INSTRUÇÃO 1: Segundo a crítica sobre Trama Fantasma, em que país e em que década se passa o filme?
-------- TEXTO FORNECIDO
Em Trama Fantasma, o diretor Paul Thomas Anderson entrega um misto de drama romântico com pitadas de suspense psicológico, rendendo seis indicações ao Oscar 2018, inclusive para melhor ator a Daniel Day-Lewis, que decidiu se aposentar após esse filme – infelizmente. Em termos de linguagem cinematográfica, a obra apresenta um sofisticado e delicado trabalho de encenação, ora valorizando os rostos sutilmente expressivos do ótimo elenco e ora focando na linguagem corporal dos atores por meio de planos distantes e de longa duração, além de desenvolver um meticuloso trabalho com o som, tanto na edição que enfatiza um ou outro elemento em cenas importantes, quanto na trilha sonora emocionante de Jonny Greenwood, guitarrista do Radiohead. Diante de uma cinematografia tão variada, Paul Thomas Anderson continua surpreendendo já que Trama Fantasma é uma obra única e distinta. No entanto, o filme segue uma linha característica do diretor ao focar nas personalidades e comportamentos dos seus personagens e não tanto em tramas de roteiro ou no contexto histórico retratado. Assim, a narrativa realiza justamente um estudo de personagem que demonstra como as “supostas” banalidades de nosso cotidiano, quando solidificadas em anos de rígida rotina, podem ser extremamente opressoras com as pessoas em nossa volta, podendo ocasionar em relacionamentos abusivos e desgastantes. Mesmo que as relações nesse cotidiano tenham nascido a partir de sentimentos como respeito, admiração e amor, o peso das convenções individuais em Trama Fantasma é tão desgastante que sufoca qualquer possibilidade de espontaneidade e liberdade nas relações profissionais ou afetivas.
O filme se passa na Inglaterra dos anos 1950, mostrando o dia a dia do bem sucedido estilista Reynolds Woodcock, cuja clientela é formada por indivíduos da alta sociedade europeia. Obcecado pelo trabalho, ele passa maior parte do tempo produzindo vestidos ao lado de sua irmã Cyril (Lesley Manville) e de várias mulheres que o auxiliam em um intenso ritmo de produção na Casa Woodcock, que é também onde o protagonista vive. A rotina começa a mudar quando ele se apaixona pela jovem e humilde Alma (Vicky Krieps), que deixa o trabalho de garçonete no interior para viver ao seu lado.
----------------
-------- ENTRADAS FORNECIDAS
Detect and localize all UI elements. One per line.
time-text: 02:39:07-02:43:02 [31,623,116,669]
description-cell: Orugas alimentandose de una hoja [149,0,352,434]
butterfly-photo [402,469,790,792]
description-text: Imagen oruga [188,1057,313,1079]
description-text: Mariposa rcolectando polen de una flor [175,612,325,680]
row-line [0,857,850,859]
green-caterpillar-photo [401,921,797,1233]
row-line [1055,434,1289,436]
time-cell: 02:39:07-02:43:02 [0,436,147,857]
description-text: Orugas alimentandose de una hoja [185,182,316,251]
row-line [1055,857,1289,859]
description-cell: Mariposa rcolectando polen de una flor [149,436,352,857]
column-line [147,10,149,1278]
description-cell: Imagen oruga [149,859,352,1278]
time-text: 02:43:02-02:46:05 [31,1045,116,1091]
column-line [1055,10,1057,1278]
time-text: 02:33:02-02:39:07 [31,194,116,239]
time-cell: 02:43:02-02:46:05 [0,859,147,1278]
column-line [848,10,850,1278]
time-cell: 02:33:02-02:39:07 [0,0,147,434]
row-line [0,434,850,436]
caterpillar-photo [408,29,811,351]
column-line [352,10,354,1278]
----------------
INSTRUÇÃO 2: Extraia as linhas dos registros sem mudar nada, começando pela primeira linha dos registros e parando depois da linha que contém "row-line [0,434,850,436]".

RESPOSTA DA TAREFA 1: Na Inglaterra dos anos 1950.

RESPOSTA DA TAREFA 2:
Detect and localize all UI elements. One per line.
time-text: 02:39:07-02:43:02 [31,623,116,669]
description-cell: Orugas alimentandose de una hoja [149,0,352,434]
butterfly-photo [402,469,790,792]
description-text: Imagen oruga [188,1057,313,1079]
description-text: Mariposa rcolectando polen de una flor [175,612,325,680]
row-line [0,857,850,859]
green-caterpillar-photo [401,921,797,1233]
row-line [1055,434,1289,436]
time-cell: 02:39:07-02:43:02 [0,436,147,857]
description-text: Orugas alimentandose de una hoja [185,182,316,251]
row-line [1055,857,1289,859]
description-cell: Mariposa rcolectando polen de una flor [149,436,352,857]
column-line [147,10,149,1278]
description-cell: Imagen oruga [149,859,352,1278]
time-text: 02:43:02-02:46:05 [31,1045,116,1091]
column-line [1055,10,1057,1278]
time-text: 02:33:02-02:39:07 [31,194,116,239]
time-cell: 02:43:02-02:46:05 [0,859,147,1278]
column-line [848,10,850,1278]
time-cell: 02:33:02-02:39:07 [0,0,147,434]
row-line [0,434,850,436]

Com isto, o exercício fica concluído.